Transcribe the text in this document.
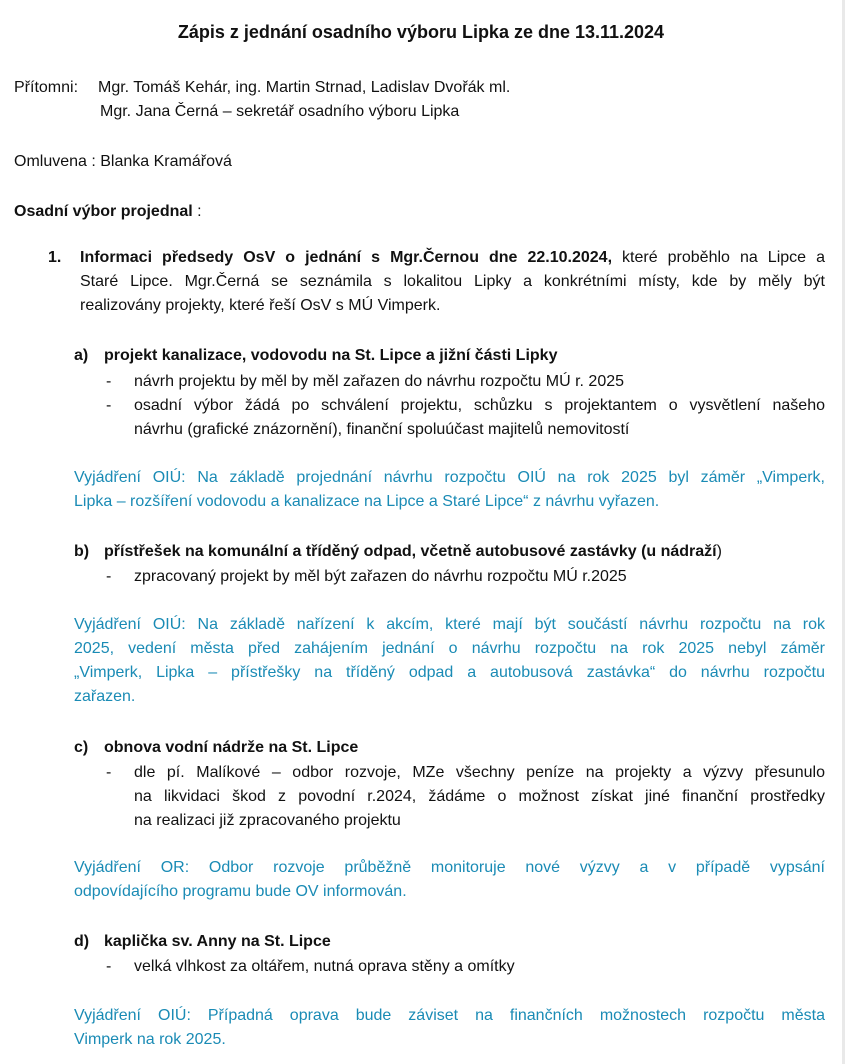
Zápis z jednání osadního výboru Lipka ze dne 13.11.2024
Přítomni: Mgr. Tomáš Kehár, ing. Martin Strnad, Ladislav Dvořák ml.
Mgr. Jana Černá – sekretář osadního výboru Lipka
Omluvena : Blanka Kramářová
Osadní výbor projednal :
1. Informaci předsedy OsV o jednání s Mgr.Černou dne 22.10.2024, které proběhlo na Lipce a
Staré Lipce. Mgr.Černá se seznámila s lokalitou Lipky a konkrétními místy, kde by měly být
realizovány projekty, které řeší OsV s MÚ Vimperk.
a) projekt kanalizace, vodovodu na St. Lipce a jižní části Lipky
- návrh projektu by měl by měl zařazen do návrhu rozpočtu MÚ r. 2025
- osadní výbor žádá po schválení projektu, schůzku s projektantem o vysvětlení našeho
návrhu (grafické znázornění), finanční spoluúčast majitelů nemovitostí
Vyjádření OIÚ: Na základě projednání návrhu rozpočtu OIÚ na rok 2025 byl záměr „Vimperk,
Lipka – rozšíření vodovodu a kanalizace na Lipce a Staré Lipce“ z návrhu vyřazen.
b) přístřešek na komunální a tříděný odpad, včetně autobusové zastávky (u nádraží)
- zpracovaný projekt by měl být zařazen do návrhu rozpočtu MÚ r.2025
Vyjádření OIÚ: Na základě nařízení k akcím, které mají být součástí návrhu rozpočtu na rok
2025, vedení města před zahájením jednání o návrhu rozpočtu na rok 2025 nebyl záměr
„Vimperk, Lipka – přístřešky na tříděný odpad a autobusová zastávka“ do návrhu rozpočtu
zařazen.
c) obnova vodní nádrže na St. Lipce
- dle pí. Malíkové – odbor rozvoje, MZe všechny peníze na projekty a výzvy přesunulo
na likvidaci škod z povodní r.2024, žádáme o možnost získat jiné finanční prostředky
na realizaci již zpracovaného projektu
Vyjádření OR: Odbor rozvoje průběžně monitoruje nové výzvy a v případě vypsání
odpovídajícího programu bude OV informován.
d) kaplička sv. Anny na St. Lipce
- velká vlhkost za oltářem, nutná oprava stěny a omítky
Vyjádření OIÚ: Případná oprava bude záviset na finančních možnostech rozpočtu města
Vimperk na rok 2025.
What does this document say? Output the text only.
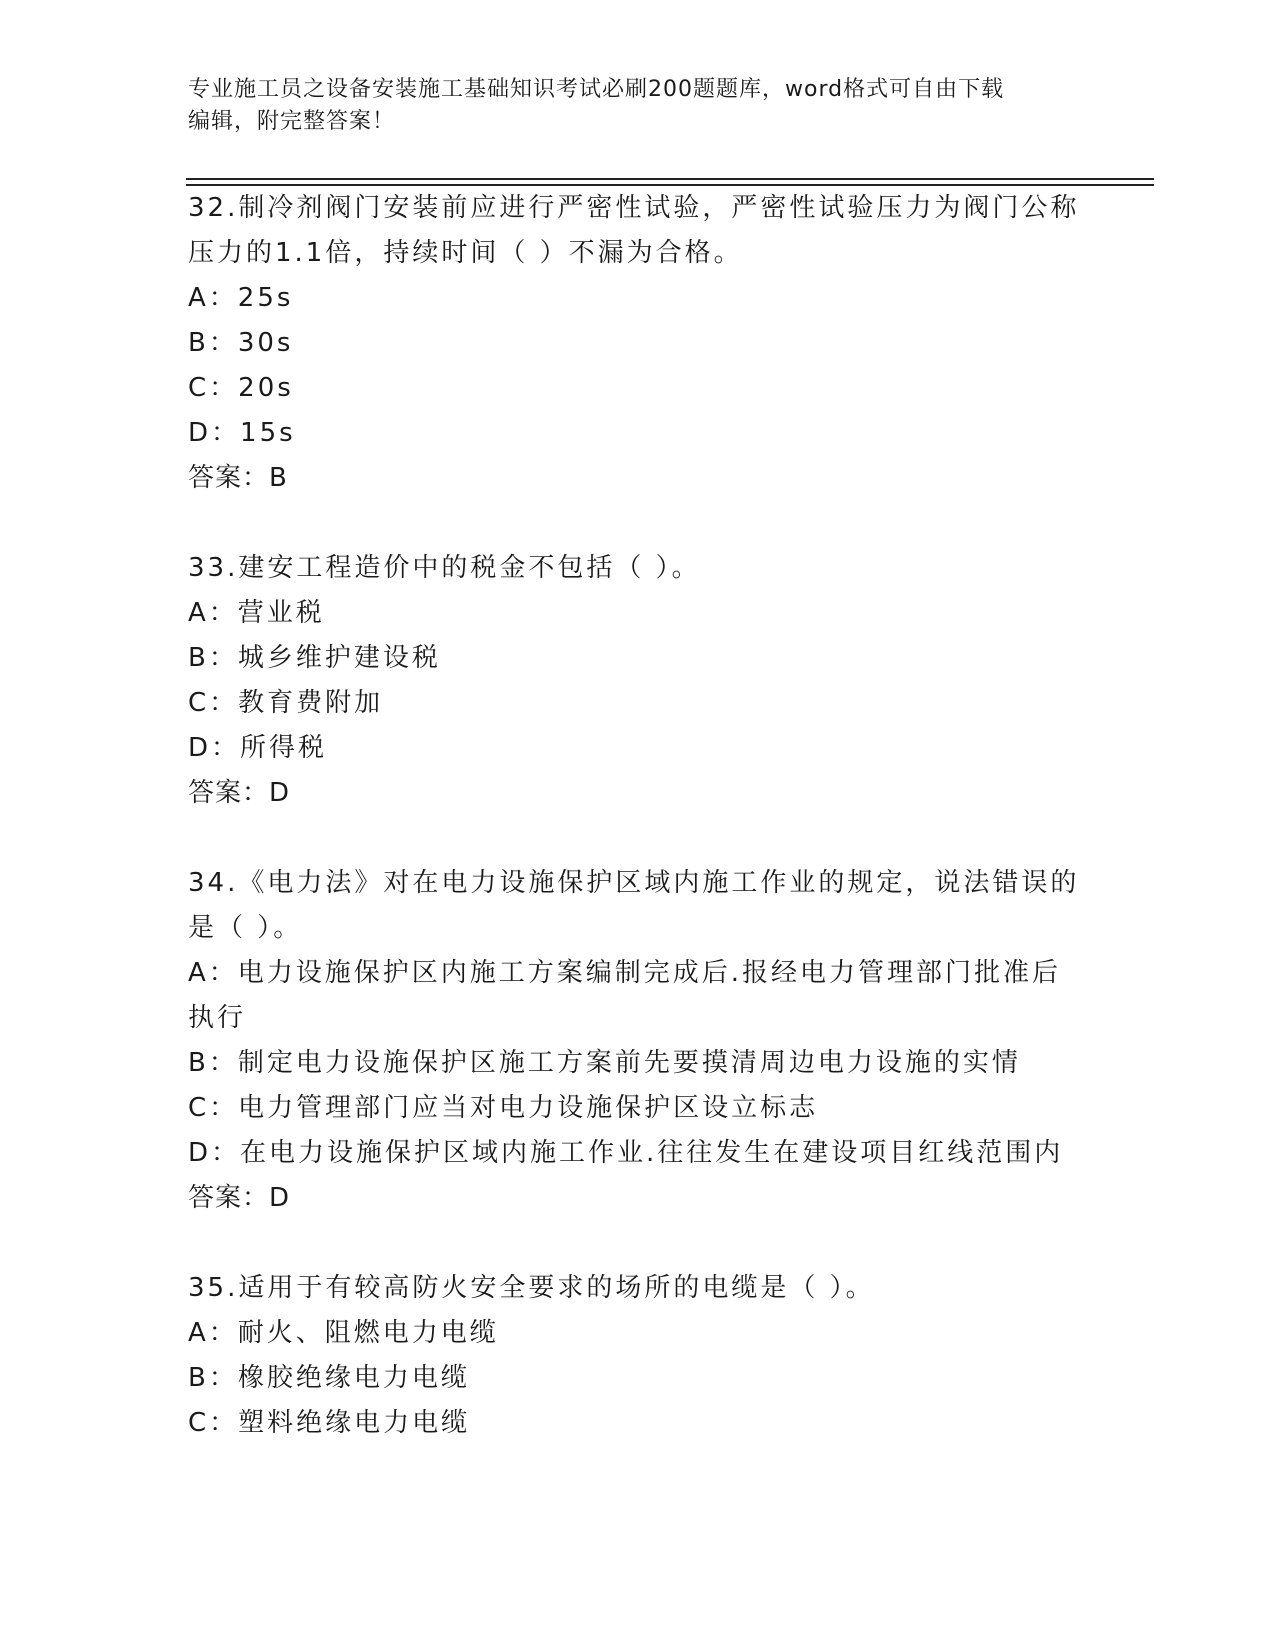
专业施工员之设备安装施工基础知识考试必刷200题题库，word格式可自由下载
编辑，附完整答案！
32.制冷剂阀门安装前应进行严密性试验，严密性试验压力为阀门公称
压力的1.1倍，持续时间（ ）不漏为合格。
A：25s
B：30s
C：20s
D：15s
答案：B
33.建安工程造价中的税金不包括（ ）。
A：营业税
B：城乡维护建设税
C：教育费附加
D：所得税
答案：D
34.《电力法》对在电力设施保护区域内施工作业的规定，说法错误的
是（ ）。
A：电力设施保护区内施工方案编制完成后.报经电力管理部门批准后
执行
B：制定电力设施保护区施工方案前先要摸清周边电力设施的实情
C：电力管理部门应当对电力设施保护区设立标志
D：在电力设施保护区域内施工作业.往往发生在建设项目红线范围内
答案：D
35.适用于有较高防火安全要求的场所的电缆是（ ）。
A：耐火、阻燃电力电缆
B：橡胶绝缘电力电缆
C：塑料绝缘电力电缆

----

● Job
Extract, word for word, each line from the one that contains "What does this" through the final line of the data above. Leave the pictures out.

● Correct answer
What does this document say? Output the text only.
专业施工员之设备安装施工基础知识考试必刷200题题库，word格式可自由下载
编辑，附完整答案！
32.制冷剂阀门安装前应进行严密性试验，严密性试验压力为阀门公称
压力的1.1倍，持续时间（ ）不漏为合格。
A：25s
B：30s
C：20s
D：15s
答案：B
33.建安工程造价中的税金不包括（ ）。
A：营业税
B：城乡维护建设税
C：教育费附加
D：所得税
答案：D
34.《电力法》对在电力设施保护区域内施工作业的规定，说法错误的
是（ ）。
A：电力设施保护区内施工方案编制完成后.报经电力管理部门批准后
执行
B：制定电力设施保护区施工方案前先要摸清周边电力设施的实情
C：电力管理部门应当对电力设施保护区设立标志
D：在电力设施保护区域内施工作业.往往发生在建设项目红线范围内
答案：D
35.适用于有较高防火安全要求的场所的电缆是（ ）。
A：耐火、阻燃电力电缆
B：橡胶绝缘电力电缆
C：塑料绝缘电力电缆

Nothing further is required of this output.